[Records]

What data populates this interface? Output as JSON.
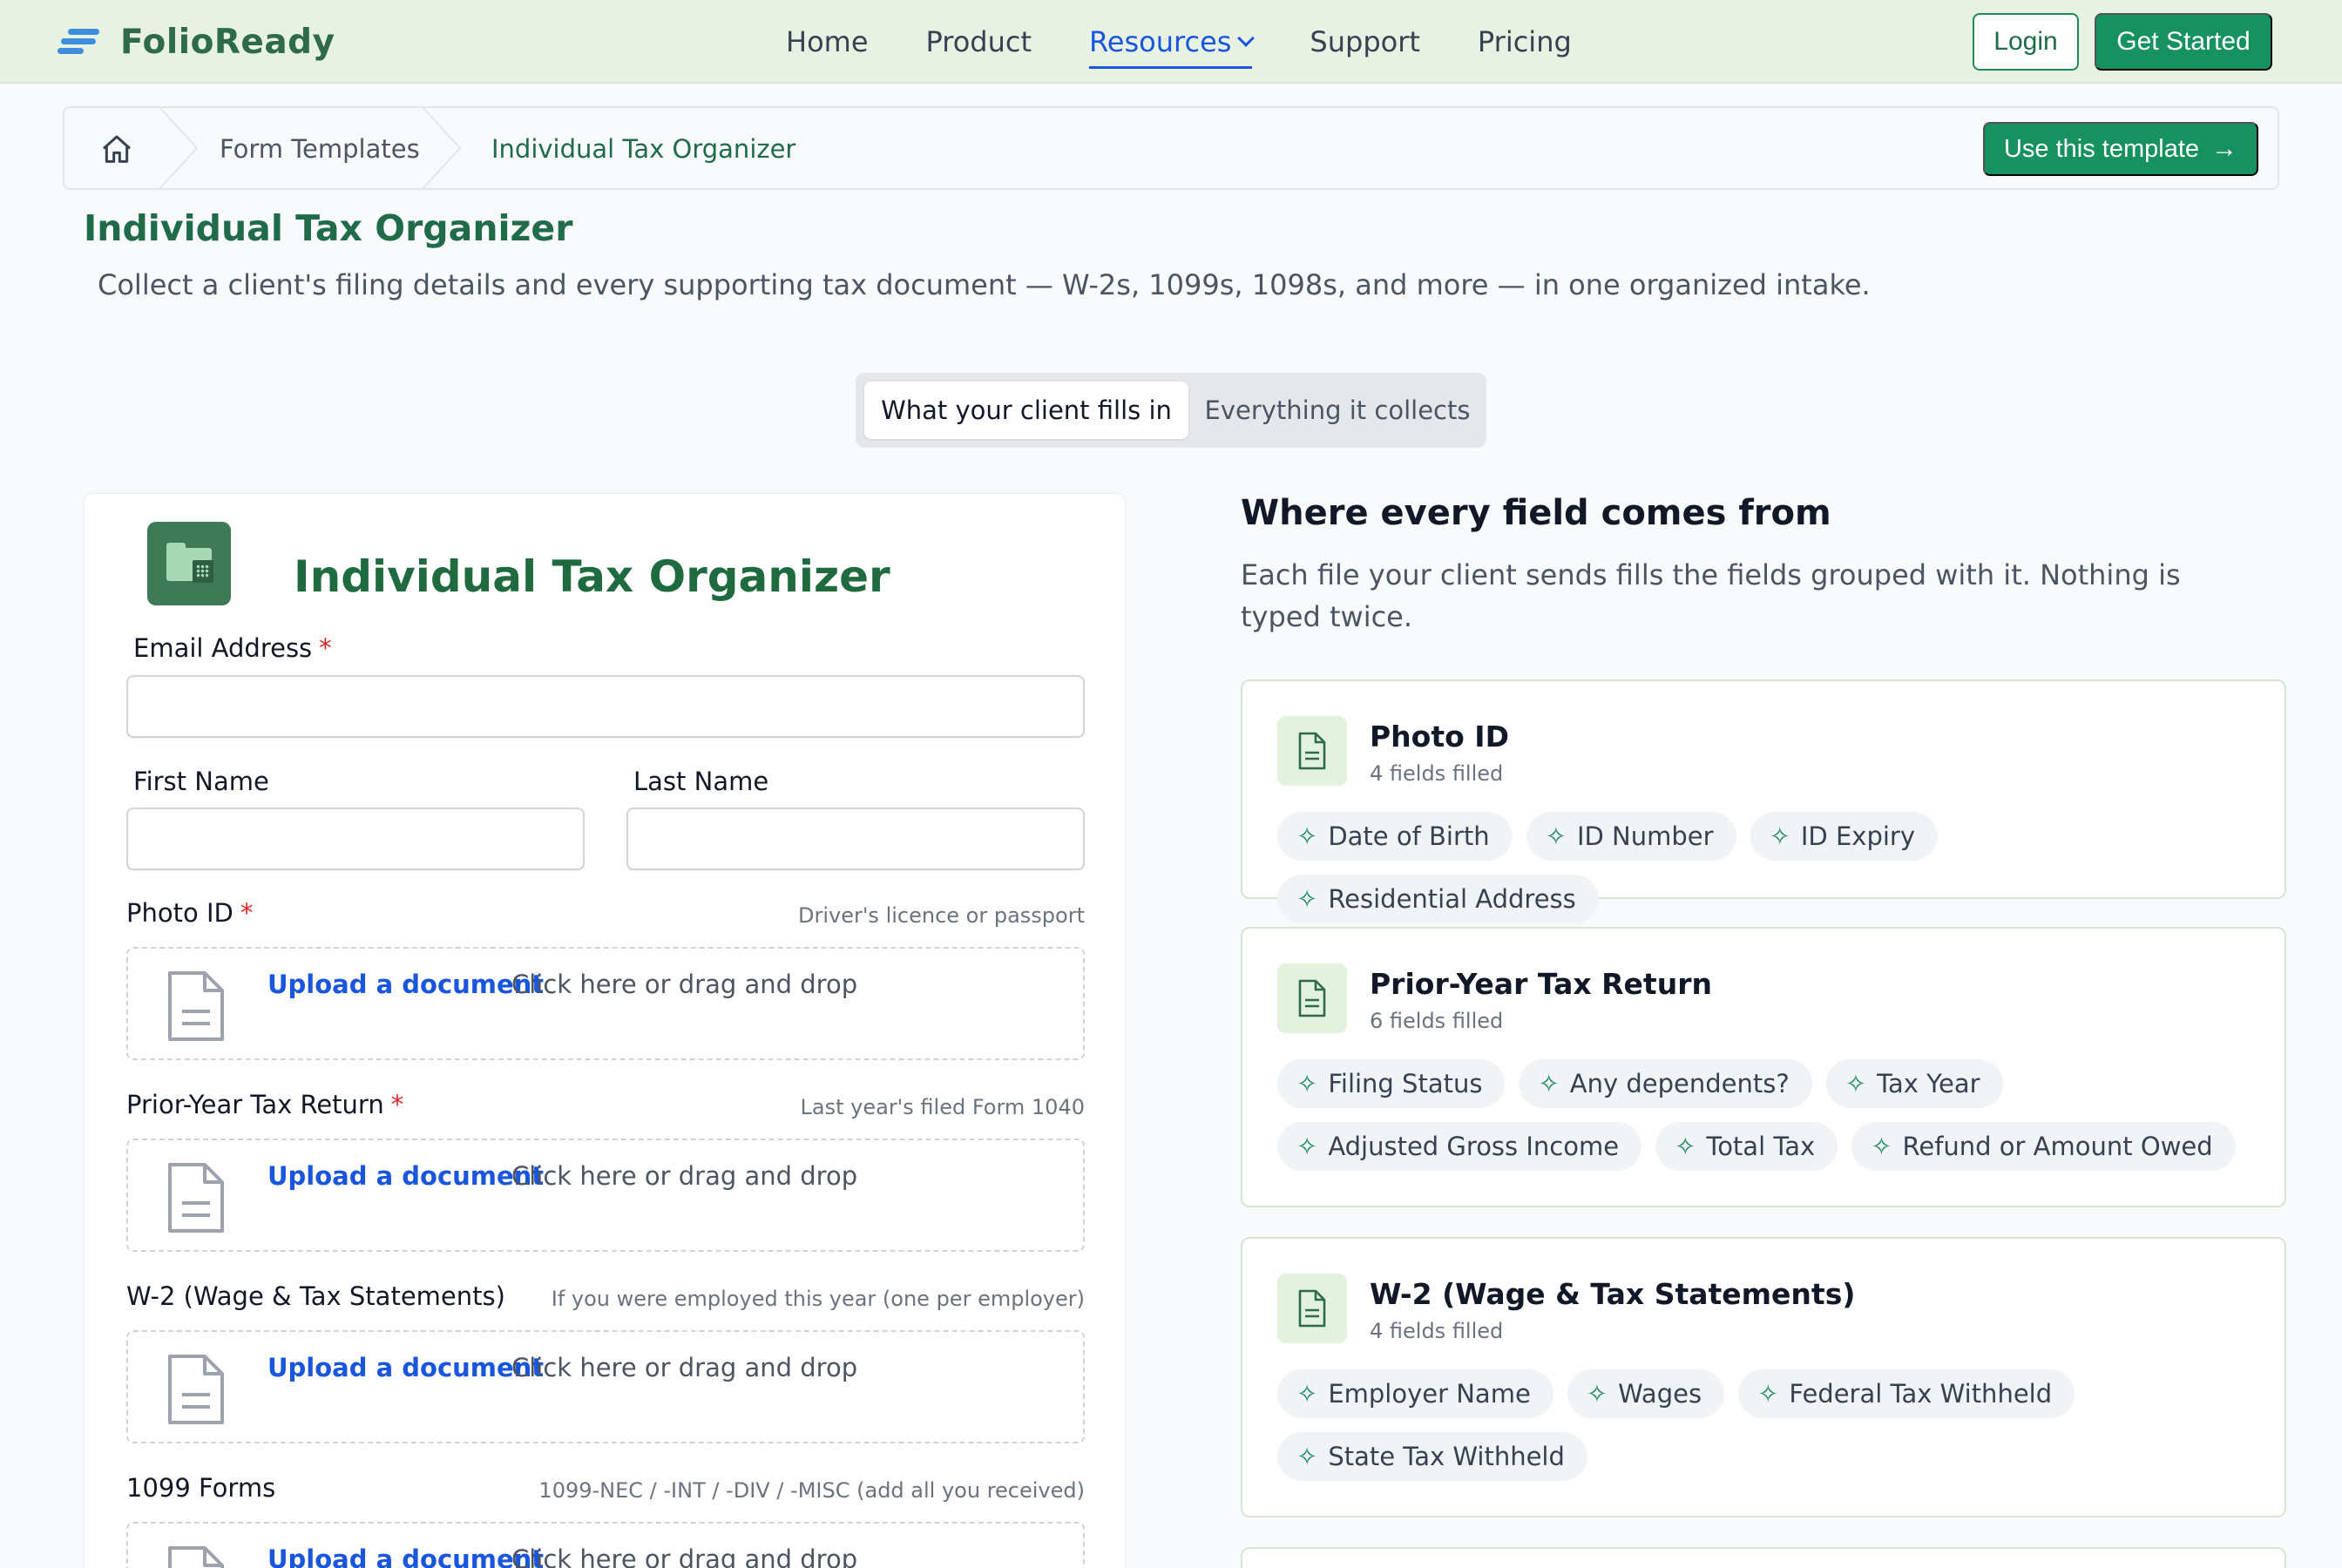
{
  "nav": {
    "brand": "FolioReady",
    "items": [
      {
        "label": "Home"
      },
      {
        "label": "Product"
      },
      {
        "label": "Resources",
        "active": true
      },
      {
        "label": "Support"
      },
      {
        "label": "Pricing"
      }
    ],
    "login": "Login",
    "get_started": "Get Started"
  },
  "breadcrumb": {
    "items": [
      "Form Templates",
      "Individual Tax Organizer"
    ],
    "use_template": "Use this template"
  },
  "page": {
    "title": "Individual Tax Organizer",
    "description": "Collect a client's filing details and every supporting tax document — W-2s, 1099s, 1098s, and more — in one organized intake."
  },
  "toggle": {
    "option_a": "What your client fills in",
    "option_b": "Everything it collects",
    "selected": "option_a"
  },
  "form": {
    "heading": "Individual Tax Organizer",
    "email_label": "Email Address",
    "first_name_label": "First Name",
    "last_name_label": "Last Name",
    "upload_link": "Upload a document",
    "upload_text": "Click here or drag and drop",
    "uploads": [
      {
        "label": "Photo ID",
        "required": true,
        "hint": "Driver's licence or passport"
      },
      {
        "label": "Prior-Year Tax Return",
        "required": true,
        "hint": "Last year's filed Form 1040"
      },
      {
        "label": "W-2 (Wage & Tax Statements)",
        "required": false,
        "hint": "If you were employed this year (one per employer)"
      },
      {
        "label": "1099 Forms",
        "required": false,
        "hint": "1099-NEC / -INT / -DIV / -MISC (add all you received)"
      }
    ]
  },
  "sources": {
    "title": "Where every field comes from",
    "description": "Each file your client sends fills the fields grouped with it. Nothing is typed twice.",
    "cards": [
      {
        "name": "Photo ID",
        "count": "4 fields filled",
        "fields": [
          "Date of Birth",
          "ID Number",
          "ID Expiry",
          "Residential Address"
        ]
      },
      {
        "name": "Prior-Year Tax Return",
        "count": "6 fields filled",
        "fields": [
          "Filing Status",
          "Any dependents?",
          "Tax Year",
          "Adjusted Gross Income",
          "Total Tax",
          "Refund or Amount Owed"
        ]
      },
      {
        "name": "W-2 (Wage & Tax Statements)",
        "count": "4 fields filled",
        "fields": [
          "Employer Name",
          "Wages",
          "Federal Tax Withheld",
          "State Tax Withheld"
        ]
      }
    ]
  },
  "colors": {
    "brand_green": "#17915f",
    "nav_bg": "#e8f2e2",
    "link_blue": "#1a56db",
    "required_red": "#dc2626"
  }
}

DO THIS => Print out the lines exactly, skipping any picture.

RESULT FOR THIS TASK =>
What data populates this interface? Output as JSON.
{
  "nav": {
    "brand": "FolioReady",
    "items": [
      {
        "label": "Home"
      },
      {
        "label": "Product"
      },
      {
        "label": "Resources",
        "active": true
      },
      {
        "label": "Support"
      },
      {
        "label": "Pricing"
      }
    ],
    "login": "Login",
    "get_started": "Get Started"
  },
  "breadcrumb": {
    "items": [
      "Form Templates",
      "Individual Tax Organizer"
    ],
    "use_template": "Use this template"
  },
  "page": {
    "title": "Individual Tax Organizer",
    "description": "Collect a client's filing details and every supporting tax document — W-2s, 1099s, 1098s, and more — in one organized intake."
  },
  "toggle": {
    "option_a": "What your client fills in",
    "option_b": "Everything it collects",
    "selected": "option_a"
  },
  "form": {
    "heading": "Individual Tax Organizer",
    "email_label": "Email Address",
    "first_name_label": "First Name",
    "last_name_label": "Last Name",
    "upload_link": "Upload a document",
    "upload_text": "Click here or drag and drop",
    "uploads": [
      {
        "label": "Photo ID",
        "required": true,
        "hint": "Driver's licence or passport"
      },
      {
        "label": "Prior-Year Tax Return",
        "required": true,
        "hint": "Last year's filed Form 1040"
      },
      {
        "label": "W-2 (Wage & Tax Statements)",
        "required": false,
        "hint": "If you were employed this year (one per employer)"
      },
      {
        "label": "1099 Forms",
        "required": false,
        "hint": "1099-NEC / -INT / -DIV / -MISC (add all you received)"
      }
    ]
  },
  "sources": {
    "title": "Where every field comes from",
    "description": "Each file your client sends fills the fields grouped with it. Nothing is typed twice.",
    "cards": [
      {
        "name": "Photo ID",
        "count": "4 fields filled",
        "fields": [
          "Date of Birth",
          "ID Number",
          "ID Expiry",
          "Residential Address"
        ]
      },
      {
        "name": "Prior-Year Tax Return",
        "count": "6 fields filled",
        "fields": [
          "Filing Status",
          "Any dependents?",
          "Tax Year",
          "Adjusted Gross Income",
          "Total Tax",
          "Refund or Amount Owed"
        ]
      },
      {
        "name": "W-2 (Wage & Tax Statements)",
        "count": "4 fields filled",
        "fields": [
          "Employer Name",
          "Wages",
          "Federal Tax Withheld",
          "State Tax Withheld"
        ]
      }
    ]
  },
  "colors": {
    "brand_green": "#17915f",
    "nav_bg": "#e8f2e2",
    "link_blue": "#1a56db",
    "required_red": "#dc2626"
  }
}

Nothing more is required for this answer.